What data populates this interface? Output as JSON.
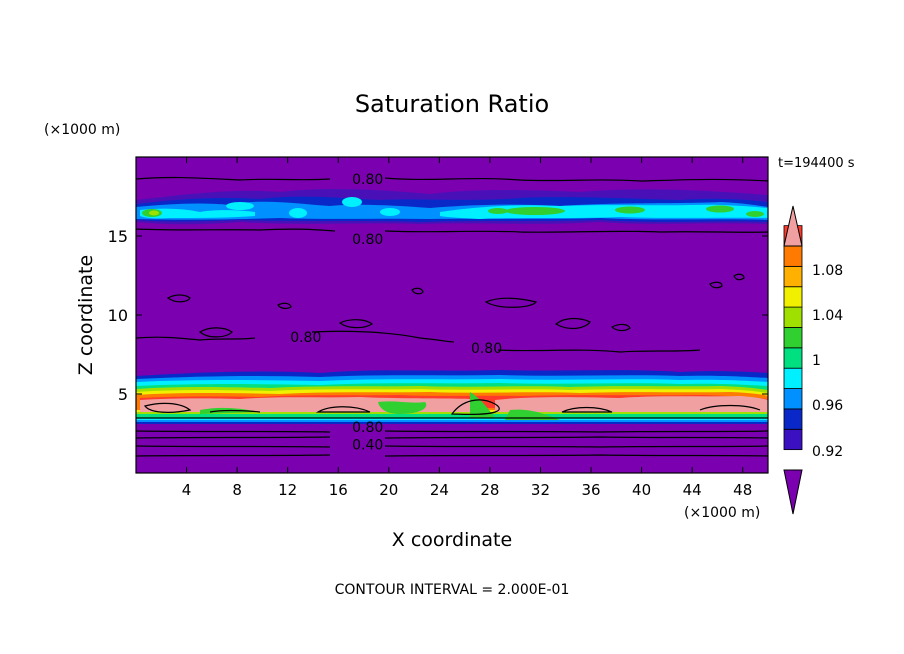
{
  "chart_data": {
    "type": "heatmap",
    "title": "Saturation Ratio",
    "xlabel": "X coordinate",
    "ylabel": "Z coordinate",
    "x_unit": "(×1000 m)",
    "y_unit": "(×1000 m)",
    "time_label": "t=194400 s",
    "footer": "CONTOUR INTERVAL = 2.000E-01",
    "xlim": [
      0,
      50
    ],
    "ylim": [
      0,
      20
    ],
    "x_ticks": [
      4,
      8,
      12,
      16,
      20,
      24,
      28,
      32,
      36,
      40,
      44,
      48
    ],
    "y_ticks": [
      5,
      10,
      15
    ],
    "contour_interval": 0.2,
    "contour_labels": [
      {
        "text": "0.80",
        "x": 17.1,
        "z": 18.6
      },
      {
        "text": "0.80",
        "x": 17.1,
        "z": 14.8
      },
      {
        "text": "0.80",
        "x": 12.2,
        "z": 8.6
      },
      {
        "text": "0.80",
        "x": 26.5,
        "z": 7.9
      },
      {
        "text": "0.80",
        "x": 17.1,
        "z": 2.9
      },
      {
        "text": "0.40",
        "x": 17.1,
        "z": 1.8
      }
    ],
    "colorbar": {
      "levels": [
        0.92,
        0.96,
        1,
        1.04,
        1.08
      ],
      "level_labels": [
        "0.92",
        "0.96",
        "1",
        "1.04",
        "1.08"
      ],
      "colors": [
        "#7a00b0",
        "#3a10c0",
        "#0a28c8",
        "#0090ff",
        "#00f0ff",
        "#00e080",
        "#30d030",
        "#a0e000",
        "#f0f000",
        "#ffb000",
        "#ff7a00",
        "#ff3a2a",
        "#f0a0a0"
      ]
    },
    "layers": [
      {
        "name": "background",
        "z": [
          0,
          20
        ],
        "color": "#7a00b0"
      },
      {
        "name": "upper-band",
        "z": [
          15.4,
          17.6
        ],
        "values": "0.92-1.04"
      },
      {
        "name": "lower-band",
        "z": [
          3.2,
          5.8
        ],
        "values": "0.92-1.08+"
      }
    ]
  }
}
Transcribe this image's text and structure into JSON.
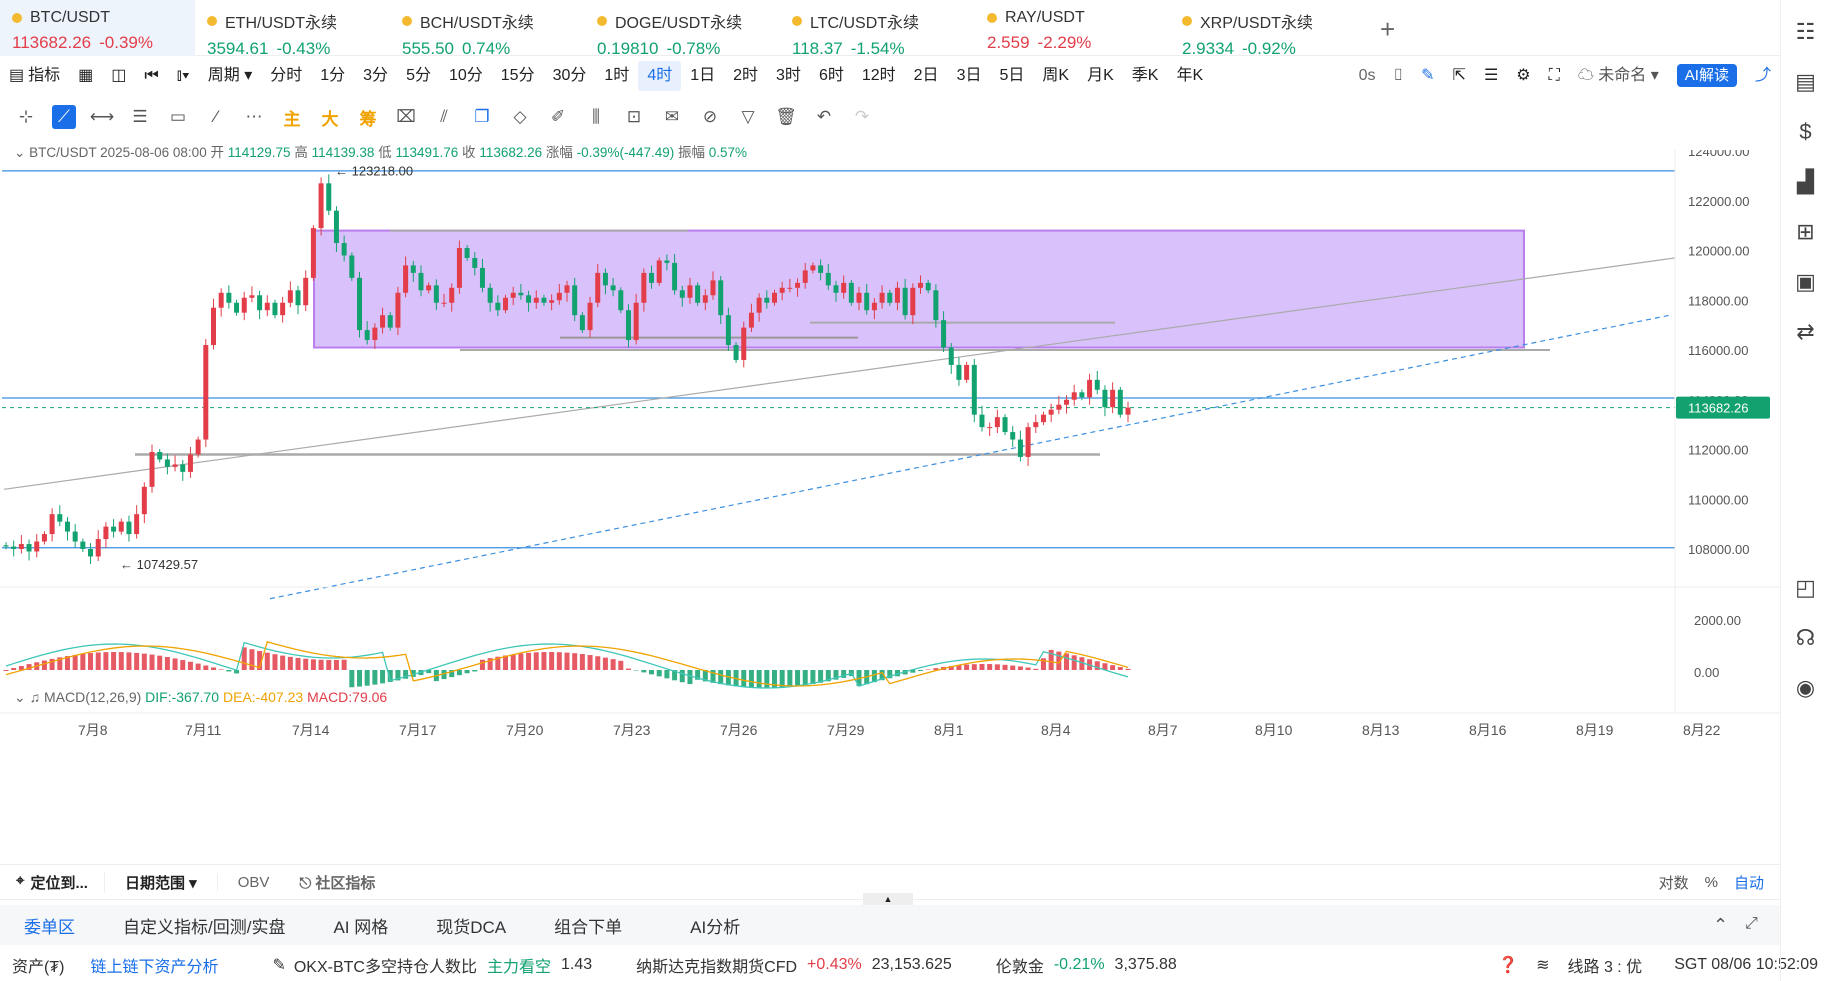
{
  "tickers": [
    {
      "name": "BTC/USDT",
      "price": "113682.26",
      "change": "-0.39%",
      "dir": "down",
      "selected": true
    },
    {
      "name": "ETH/USDT永续",
      "price": "3594.61",
      "change": "-0.43%",
      "dir": "up"
    },
    {
      "name": "BCH/USDT永续",
      "price": "555.50",
      "change": "0.74%",
      "dir": "up"
    },
    {
      "name": "DOGE/USDT永续",
      "price": "0.19810",
      "change": "-0.78%",
      "dir": "up"
    },
    {
      "name": "LTC/USDT永续",
      "price": "118.37",
      "change": "-1.54%",
      "dir": "up"
    },
    {
      "name": "RAY/USDT",
      "price": "2.559",
      "change": "-2.29%",
      "dir": "down"
    },
    {
      "name": "XRP/USDT永续",
      "price": "2.9334",
      "change": "-0.92%",
      "dir": "up"
    }
  ],
  "add_tab": "+",
  "toolbar": {
    "indicator": "指标",
    "period": "周期",
    "intervals": [
      "分时",
      "1分",
      "3分",
      "5分",
      "10分",
      "15分",
      "30分",
      "1时",
      "4时",
      "1日",
      "2时",
      "3时",
      "6时",
      "12时",
      "2日",
      "3日",
      "5日",
      "周K",
      "月K",
      "季K",
      "年K"
    ],
    "active_interval": "4时",
    "countdown": "0s",
    "layout_name": "未命名",
    "ai_label": "AI解读"
  },
  "drawtools": {
    "main": "主",
    "big": "大",
    "chip": "筹"
  },
  "ohlc": {
    "symbol": "BTC/USDT",
    "datetime": "2025-08-06 08:00",
    "open_label": "开",
    "open": "114129.75",
    "high_label": "高",
    "high": "114139.38",
    "low_label": "低",
    "low": "113491.76",
    "close_label": "收",
    "close": "113682.26",
    "chg_label": "涨幅",
    "chg": "-0.39%(-447.49)",
    "amp_label": "振幅",
    "amp": "0.57%"
  },
  "chart_data": {
    "type": "candlestick",
    "y_ticks": [
      "124000.00",
      "122000.00",
      "120000.00",
      "118000.00",
      "116000.00",
      "114000.00",
      "112000.00",
      "110000.00",
      "108000.00"
    ],
    "ylim": [
      106000,
      125000
    ],
    "x_ticks": [
      "7月8",
      "7月11",
      "7月14",
      "7月17",
      "7月20",
      "7月23",
      "7月26",
      "7月29",
      "8月1",
      "8月4",
      "8月7",
      "8月10",
      "8月13",
      "8月16",
      "8月19",
      "8月22"
    ],
    "current_price": "113682.26",
    "high_annot": "123218.00",
    "low_annot": "107429.57",
    "close_series": [
      108100,
      108000,
      108200,
      107900,
      108300,
      108600,
      109400,
      109100,
      108700,
      108300,
      108000,
      107700,
      108400,
      108900,
      108700,
      109100,
      108600,
      109400,
      110500,
      111900,
      111600,
      111300,
      111400,
      111100,
      111800,
      112400,
      116200,
      117700,
      118300,
      117900,
      117500,
      118100,
      118200,
      117600,
      117900,
      117400,
      117900,
      118400,
      117800,
      118900,
      120900,
      122700,
      121600,
      120300,
      119800,
      118900,
      116800,
      116400,
      116900,
      117400,
      116900,
      118300,
      119400,
      119100,
      118400,
      118600,
      117900,
      117900,
      118500,
      120100,
      119700,
      119300,
      118500,
      117900,
      117600,
      118100,
      118300,
      118200,
      117900,
      118100,
      117900,
      118000,
      118300,
      118600,
      117400,
      116800,
      117900,
      119100,
      118600,
      118400,
      117600,
      116400,
      117900,
      119100,
      118700,
      119600,
      119500,
      118400,
      118100,
      118600,
      117900,
      118200,
      118800,
      117400,
      116200,
      115600,
      116900,
      117500,
      118100,
      117900,
      118300,
      118500,
      118500,
      118700,
      119200,
      119400,
      119100,
      118600,
      118300,
      118700,
      117900,
      118300,
      117600,
      117900,
      118300,
      117900,
      118500,
      117400,
      118500,
      118700,
      118400,
      117200,
      116100,
      115400,
      114800,
      115400,
      113400,
      112900,
      112900,
      113300,
      112700,
      112400,
      111700,
      112900,
      113100,
      113400,
      113600,
      113800,
      114000,
      114300,
      114100,
      114800,
      114400,
      113700,
      114400,
      113400,
      113682
    ],
    "macd_yticks": [
      "2000.00",
      "0.00"
    ],
    "macd_name": "MACD(12,26,9)",
    "dif": "DIF:-367.70",
    "dea": "DEA:-407.23",
    "macd": "MACD:79.06"
  },
  "bottom1": {
    "locate": "定位到...",
    "date_range": "日期范围",
    "obv": "OBV",
    "community": "社区指标",
    "log": "对数",
    "pct": "%",
    "auto": "自动"
  },
  "bottom2": [
    "委单区",
    "自定义指标/回测/实盘",
    "AI 网格",
    "现货DCA",
    "组合下单",
    "AI分析"
  ],
  "status": {
    "assets": "资产(₮)",
    "chain": "链上链下资产分析",
    "ratio_label": "OKX-BTC多空持仓人数比",
    "ratio_tag": "主力看空",
    "ratio": "1.43",
    "nasdaq": "纳斯达克指数期货CFD",
    "nasdaq_chg": "+0.43%",
    "nasdaq_val": "23,153.625",
    "gold": "伦敦金",
    "gold_chg": "-0.21%",
    "gold_val": "3,375.88",
    "line": "线路 3 : 优",
    "time": "SGT 08/06 10:52:09"
  }
}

Exercise instructions. Omit the pictures, then output the rest of the listing exactly.

Full response.
What data populates this interface? Output as JSON.
{
  "chart_data": {
    "type": "heatmap",
    "title": "Saturation Ratio",
    "xlabel": "X coordinate",
    "ylabel": "Z coordinate",
    "x_unit": "(×1000 m)",
    "y_unit": "(×1000 m)",
    "time_label": "t=194400 s",
    "footer": "CONTOUR INTERVAL = 2.000E-01",
    "xlim": [
      0,
      50
    ],
    "ylim": [
      0,
      20
    ],
    "x_ticks": [
      4,
      8,
      12,
      16,
      20,
      24,
      28,
      32,
      36,
      40,
      44,
      48
    ],
    "y_ticks": [
      5,
      10,
      15
    ],
    "contour_interval": 0.2,
    "contour_labels": [
      {
        "text": "0.80",
        "x": 17.1,
        "z": 18.6
      },
      {
        "text": "0.80",
        "x": 17.1,
        "z": 14.8
      },
      {
        "text": "0.80",
        "x": 12.2,
        "z": 8.6
      },
      {
        "text": "0.80",
        "x": 26.5,
        "z": 7.9
      },
      {
        "text": "0.80",
        "x": 17.1,
        "z": 2.9
      },
      {
        "text": "0.40",
        "x": 17.1,
        "z": 1.8
      }
    ],
    "colorbar": {
      "levels": [
        0.92,
        0.96,
        1,
        1.04,
        1.08
      ],
      "level_labels": [
        "0.92",
        "0.96",
        "1",
        "1.04",
        "1.08"
      ],
      "colors": [
        "#7a00b0",
        "#3a10c0",
        "#0a28c8",
        "#0090ff",
        "#00f0ff",
        "#00e080",
        "#30d030",
        "#a0e000",
        "#f0f000",
        "#ffb000",
        "#ff7a00",
        "#ff3a2a",
        "#f0a0a0"
      ]
    },
    "layers": [
      {
        "name": "background",
        "z": [
          0,
          20
        ],
        "color": "#7a00b0"
      },
      {
        "name": "upper-band",
        "z": [
          15.4,
          17.6
        ],
        "values": "0.92-1.04"
      },
      {
        "name": "lower-band",
        "z": [
          3.2,
          5.8
        ],
        "values": "0.92-1.08+"
      }
    ]
  }
}
Transcribe this image's text and structure into JSON.
{
  "tickers": [
    {
      "name": "BTC/USDT",
      "price": "113682.26",
      "change": "-0.39%",
      "dir": "down",
      "selected": true
    },
    {
      "name": "ETH/USDT永续",
      "price": "3594.61",
      "change": "-0.43%",
      "dir": "up"
    },
    {
      "name": "BCH/USDT永续",
      "price": "555.50",
      "change": "0.74%",
      "dir": "up"
    },
    {
      "name": "DOGE/USDT永续",
      "price": "0.19810",
      "change": "-0.78%",
      "dir": "up"
    },
    {
      "name": "LTC/USDT永续",
      "price": "118.37",
      "change": "-1.54%",
      "dir": "up"
    },
    {
      "name": "RAY/USDT",
      "price": "2.559",
      "change": "-2.29%",
      "dir": "down"
    },
    {
      "name": "XRP/USDT永续",
      "price": "2.9334",
      "change": "-0.92%",
      "dir": "up"
    }
  ],
  "add_tab": "+",
  "toolbar": {
    "indicator": "指标",
    "period": "周期",
    "intervals": [
      "分时",
      "1分",
      "3分",
      "5分",
      "10分",
      "15分",
      "30分",
      "1时",
      "4时",
      "1日",
      "2时",
      "3时",
      "6时",
      "12时",
      "2日",
      "3日",
      "5日",
      "周K",
      "月K",
      "季K",
      "年K"
    ],
    "active_interval": "4时",
    "countdown": "0s",
    "layout_name": "未命名",
    "ai_label": "AI解读"
  },
  "drawtools": {
    "main": "主",
    "big": "大",
    "chip": "筹"
  },
  "ohlc": {
    "symbol": "BTC/USDT",
    "datetime": "2025-08-06 08:00",
    "open_label": "开",
    "open": "114129.75",
    "high_label": "高",
    "high": "114139.38",
    "low_label": "低",
    "low": "113491.76",
    "close_label": "收",
    "close": "113682.26",
    "chg_label": "涨幅",
    "chg": "-0.39%(-447.49)",
    "amp_label": "振幅",
    "amp": "0.57%"
  },
  "chart_data": {
    "type": "candlestick",
    "y_ticks": [
      "124000.00",
      "122000.00",
      "120000.00",
      "118000.00",
      "116000.00",
      "114000.00",
      "112000.00",
      "110000.00",
      "108000.00"
    ],
    "ylim": [
      106000,
      125000
    ],
    "x_ticks": [
      "7月8",
      "7月11",
      "7月14",
      "7月17",
      "7月20",
      "7月23",
      "7月26",
      "7月29",
      "8月1",
      "8月4",
      "8月7",
      "8月10",
      "8月13",
      "8月16",
      "8月19",
      "8月22"
    ],
    "current_price": "113682.26",
    "high_annot": "123218.00",
    "low_annot": "107429.57",
    "close_series": [
      108100,
      108000,
      108200,
      107900,
      108300,
      108600,
      109400,
      109100,
      108700,
      108300,
      108000,
      107700,
      108400,
      108900,
      108700,
      109100,
      108600,
      109400,
      110500,
      111900,
      111600,
      111300,
      111400,
      111100,
      111800,
      112400,
      116200,
      117700,
      118300,
      117900,
      117500,
      118100,
      118200,
      117600,
      117900,
      117400,
      117900,
      118400,
      117800,
      118900,
      120900,
      122700,
      121600,
      120300,
      119800,
      118900,
      116800,
      116400,
      116900,
      117400,
      116900,
      118300,
      119400,
      119100,
      118400,
      118600,
      117900,
      117900,
      118500,
      120100,
      119700,
      119300,
      118500,
      117900,
      117600,
      118100,
      118300,
      118200,
      117900,
      118100,
      117900,
      118000,
      118300,
      118600,
      117400,
      116800,
      117900,
      119100,
      118600,
      118400,
      117600,
      116400,
      117900,
      119100,
      118700,
      119600,
      119500,
      118400,
      118100,
      118600,
      117900,
      118200,
      118800,
      117400,
      116200,
      115600,
      116900,
      117500,
      118100,
      117900,
      118300,
      118500,
      118500,
      118700,
      119200,
      119400,
      119100,
      118600,
      118300,
      118700,
      117900,
      118300,
      117600,
      117900,
      118300,
      117900,
      118500,
      117400,
      118500,
      118700,
      118400,
      117200,
      116100,
      115400,
      114800,
      115400,
      113400,
      112900,
      112900,
      113300,
      112700,
      112400,
      111700,
      112900,
      113100,
      113400,
      113600,
      113800,
      114000,
      114300,
      114100,
      114800,
      114400,
      113700,
      114400,
      113400,
      113682
    ],
    "macd_yticks": [
      "2000.00",
      "0.00"
    ],
    "macd_name": "MACD(12,26,9)",
    "dif": "DIF:-367.70",
    "dea": "DEA:-407.23",
    "macd": "MACD:79.06"
  },
  "bottom1": {
    "locate": "定位到...",
    "date_range": "日期范围",
    "obv": "OBV",
    "community": "社区指标",
    "log": "对数",
    "pct": "%",
    "auto": "自动"
  },
  "bottom2": [
    "委单区",
    "自定义指标/回测/实盘",
    "AI 网格",
    "现货DCA",
    "组合下单",
    "AI分析"
  ],
  "status": {
    "assets": "资产(₮)",
    "chain": "链上链下资产分析",
    "ratio_label": "OKX-BTC多空持仓人数比",
    "ratio_tag": "主力看空",
    "ratio": "1.43",
    "nasdaq": "纳斯达克指数期货CFD",
    "nasdaq_chg": "+0.43%",
    "nasdaq_val": "23,153.625",
    "gold": "伦敦金",
    "gold_chg": "-0.21%",
    "gold_val": "3,375.88",
    "line": "线路 3 : 优",
    "time": "SGT 08/06 10:52:09"
  }
}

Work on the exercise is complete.